--- EXERCISE MATERIAL ---

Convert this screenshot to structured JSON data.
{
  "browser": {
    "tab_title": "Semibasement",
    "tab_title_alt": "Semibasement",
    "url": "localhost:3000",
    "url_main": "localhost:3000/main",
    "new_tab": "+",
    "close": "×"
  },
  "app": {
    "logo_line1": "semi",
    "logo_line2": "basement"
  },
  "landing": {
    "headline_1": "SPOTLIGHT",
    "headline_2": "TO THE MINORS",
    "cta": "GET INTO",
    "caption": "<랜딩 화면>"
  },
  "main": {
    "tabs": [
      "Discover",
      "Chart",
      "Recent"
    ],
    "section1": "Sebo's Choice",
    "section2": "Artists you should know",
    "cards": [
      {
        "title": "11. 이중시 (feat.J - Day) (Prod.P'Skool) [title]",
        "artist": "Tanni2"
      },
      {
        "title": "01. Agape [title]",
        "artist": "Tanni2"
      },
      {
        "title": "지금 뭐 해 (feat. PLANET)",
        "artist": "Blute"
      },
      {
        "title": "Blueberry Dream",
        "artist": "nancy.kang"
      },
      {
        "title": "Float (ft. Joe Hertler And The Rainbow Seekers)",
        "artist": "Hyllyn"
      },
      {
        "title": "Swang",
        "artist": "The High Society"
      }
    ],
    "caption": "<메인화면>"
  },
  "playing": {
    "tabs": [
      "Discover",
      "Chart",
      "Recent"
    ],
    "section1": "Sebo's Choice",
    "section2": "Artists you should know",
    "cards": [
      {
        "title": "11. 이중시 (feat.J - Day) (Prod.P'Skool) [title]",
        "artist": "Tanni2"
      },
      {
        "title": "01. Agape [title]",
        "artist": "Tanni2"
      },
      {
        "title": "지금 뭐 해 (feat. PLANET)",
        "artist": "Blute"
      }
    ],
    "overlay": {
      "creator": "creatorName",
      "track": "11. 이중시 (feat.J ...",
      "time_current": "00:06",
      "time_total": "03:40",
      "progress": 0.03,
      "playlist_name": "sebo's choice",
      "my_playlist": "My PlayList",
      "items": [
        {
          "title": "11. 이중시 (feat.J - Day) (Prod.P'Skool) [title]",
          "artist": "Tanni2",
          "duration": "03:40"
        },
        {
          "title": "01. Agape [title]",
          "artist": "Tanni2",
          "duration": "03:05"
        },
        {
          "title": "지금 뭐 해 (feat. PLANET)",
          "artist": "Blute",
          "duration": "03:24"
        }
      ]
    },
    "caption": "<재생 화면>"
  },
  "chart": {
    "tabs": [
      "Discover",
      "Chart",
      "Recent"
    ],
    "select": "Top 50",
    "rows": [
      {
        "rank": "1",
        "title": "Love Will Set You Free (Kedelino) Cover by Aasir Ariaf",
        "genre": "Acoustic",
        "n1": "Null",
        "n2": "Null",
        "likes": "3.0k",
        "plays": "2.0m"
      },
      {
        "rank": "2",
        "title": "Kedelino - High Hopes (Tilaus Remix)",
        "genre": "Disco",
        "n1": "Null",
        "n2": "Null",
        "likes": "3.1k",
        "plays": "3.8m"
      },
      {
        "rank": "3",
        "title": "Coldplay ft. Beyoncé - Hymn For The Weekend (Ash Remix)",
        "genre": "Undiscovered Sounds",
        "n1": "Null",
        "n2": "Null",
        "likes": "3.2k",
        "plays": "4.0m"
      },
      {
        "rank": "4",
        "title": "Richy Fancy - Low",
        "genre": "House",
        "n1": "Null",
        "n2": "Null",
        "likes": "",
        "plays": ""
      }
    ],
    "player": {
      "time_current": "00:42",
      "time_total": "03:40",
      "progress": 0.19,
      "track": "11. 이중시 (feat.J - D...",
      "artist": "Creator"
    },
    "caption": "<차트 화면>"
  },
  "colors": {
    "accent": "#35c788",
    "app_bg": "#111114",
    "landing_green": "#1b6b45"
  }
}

---

REQUIREMENTS. Determine how many lines of the entries above carry the string "genre", and give that number alone.

EXERCISE SOLUTION. 4